Each entry below should be echoed exactly, with pictures omitted.

▶ [Exercise inputs]:
-.-.-
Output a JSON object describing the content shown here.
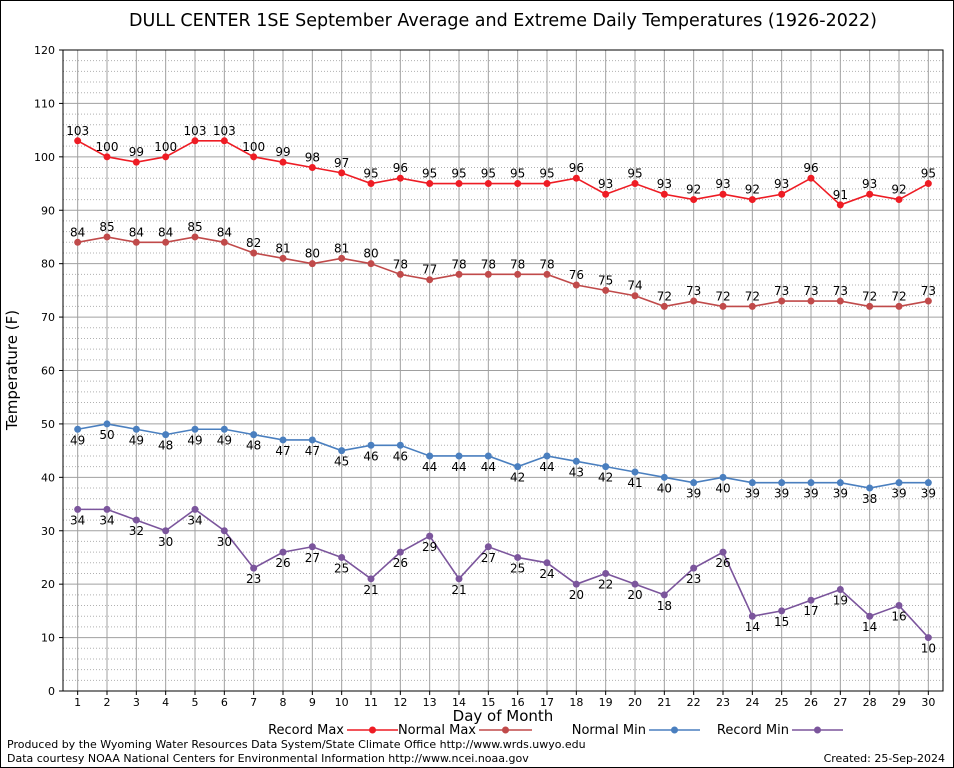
{
  "chart_data": {
    "type": "line",
    "title": "DULL CENTER 1SE September Average and Extreme Daily Temperatures (1926-2022)",
    "xlabel": "Day of Month",
    "ylabel": "Temperature (F)",
    "ylim": [
      0,
      120
    ],
    "yticks": [
      0,
      10,
      20,
      30,
      40,
      50,
      60,
      70,
      80,
      90,
      100,
      110,
      120
    ],
    "x": [
      1,
      2,
      3,
      4,
      5,
      6,
      7,
      8,
      9,
      10,
      11,
      12,
      13,
      14,
      15,
      16,
      17,
      18,
      19,
      20,
      21,
      22,
      23,
      24,
      25,
      26,
      27,
      28,
      29,
      30
    ],
    "grid": true,
    "legend_position": "bottom",
    "series": [
      {
        "name": "Record Max",
        "color": "#ee1c24",
        "label_pos": "above",
        "values": [
          103,
          100,
          99,
          100,
          103,
          103,
          100,
          99,
          98,
          97,
          95,
          96,
          95,
          95,
          95,
          95,
          95,
          96,
          93,
          95,
          93,
          92,
          93,
          92,
          93,
          96,
          91,
          93,
          92,
          95
        ]
      },
      {
        "name": "Normal Max",
        "color": "#c04a4a",
        "label_pos": "above",
        "values": [
          84,
          85,
          84,
          84,
          85,
          84,
          82,
          81,
          80,
          81,
          80,
          78,
          77,
          78,
          78,
          78,
          78,
          76,
          75,
          74,
          72,
          73,
          72,
          72,
          73,
          73,
          73,
          72,
          72,
          73
        ]
      },
      {
        "name": "Normal Min",
        "color": "#4a7fbf",
        "label_pos": "below",
        "values": [
          49,
          50,
          49,
          48,
          49,
          49,
          48,
          47,
          47,
          45,
          46,
          46,
          44,
          44,
          44,
          42,
          44,
          43,
          42,
          41,
          40,
          39,
          40,
          39,
          39,
          39,
          39,
          38,
          39,
          39
        ]
      },
      {
        "name": "Record Min",
        "color": "#7b559c",
        "label_pos": "below",
        "values": [
          34,
          34,
          32,
          30,
          34,
          30,
          23,
          26,
          27,
          25,
          21,
          26,
          29,
          21,
          27,
          25,
          24,
          20,
          22,
          20,
          18,
          23,
          26,
          14,
          15,
          17,
          19,
          14,
          16,
          10
        ]
      }
    ]
  },
  "footer": {
    "credit_line1": "Produced by the Wyoming Water Resources Data System/State Climate Office http://www.wrds.uwyo.edu",
    "credit_line2": "Data courtesy NOAA National Centers for Environmental Information http://www.ncei.noaa.gov",
    "created": "Created:  25-Sep-2024"
  }
}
-.-.-
▶ [Written reply]:
Output a JSON object describing the content shown here.
{
  "chart_data": {
    "type": "line",
    "title": "DULL CENTER 1SE September Average and Extreme Daily Temperatures (1926-2022)",
    "xlabel": "Day of Month",
    "ylabel": "Temperature (F)",
    "ylim": [
      0,
      120
    ],
    "yticks": [
      0,
      10,
      20,
      30,
      40,
      50,
      60,
      70,
      80,
      90,
      100,
      110,
      120
    ],
    "x": [
      1,
      2,
      3,
      4,
      5,
      6,
      7,
      8,
      9,
      10,
      11,
      12,
      13,
      14,
      15,
      16,
      17,
      18,
      19,
      20,
      21,
      22,
      23,
      24,
      25,
      26,
      27,
      28,
      29,
      30
    ],
    "grid": true,
    "legend_position": "bottom",
    "series": [
      {
        "name": "Record Max",
        "color": "#ee1c24",
        "label_pos": "above",
        "values": [
          103,
          100,
          99,
          100,
          103,
          103,
          100,
          99,
          98,
          97,
          95,
          96,
          95,
          95,
          95,
          95,
          95,
          96,
          93,
          95,
          93,
          92,
          93,
          92,
          93,
          96,
          91,
          93,
          92,
          95
        ]
      },
      {
        "name": "Normal Max",
        "color": "#c04a4a",
        "label_pos": "above",
        "values": [
          84,
          85,
          84,
          84,
          85,
          84,
          82,
          81,
          80,
          81,
          80,
          78,
          77,
          78,
          78,
          78,
          78,
          76,
          75,
          74,
          72,
          73,
          72,
          72,
          73,
          73,
          73,
          72,
          72,
          73
        ]
      },
      {
        "name": "Normal Min",
        "color": "#4a7fbf",
        "label_pos": "below",
        "values": [
          49,
          50,
          49,
          48,
          49,
          49,
          48,
          47,
          47,
          45,
          46,
          46,
          44,
          44,
          44,
          42,
          44,
          43,
          42,
          41,
          40,
          39,
          40,
          39,
          39,
          39,
          39,
          38,
          39,
          39
        ]
      },
      {
        "name": "Record Min",
        "color": "#7b559c",
        "label_pos": "below",
        "values": [
          34,
          34,
          32,
          30,
          34,
          30,
          23,
          26,
          27,
          25,
          21,
          26,
          29,
          21,
          27,
          25,
          24,
          20,
          22,
          20,
          18,
          23,
          26,
          14,
          15,
          17,
          19,
          14,
          16,
          10
        ]
      }
    ]
  },
  "footer": {
    "credit_line1": "Produced by the Wyoming Water Resources Data System/State Climate Office http://www.wrds.uwyo.edu",
    "credit_line2": "Data courtesy NOAA National Centers for Environmental Information http://www.ncei.noaa.gov",
    "created": "Created:  25-Sep-2024"
  }
}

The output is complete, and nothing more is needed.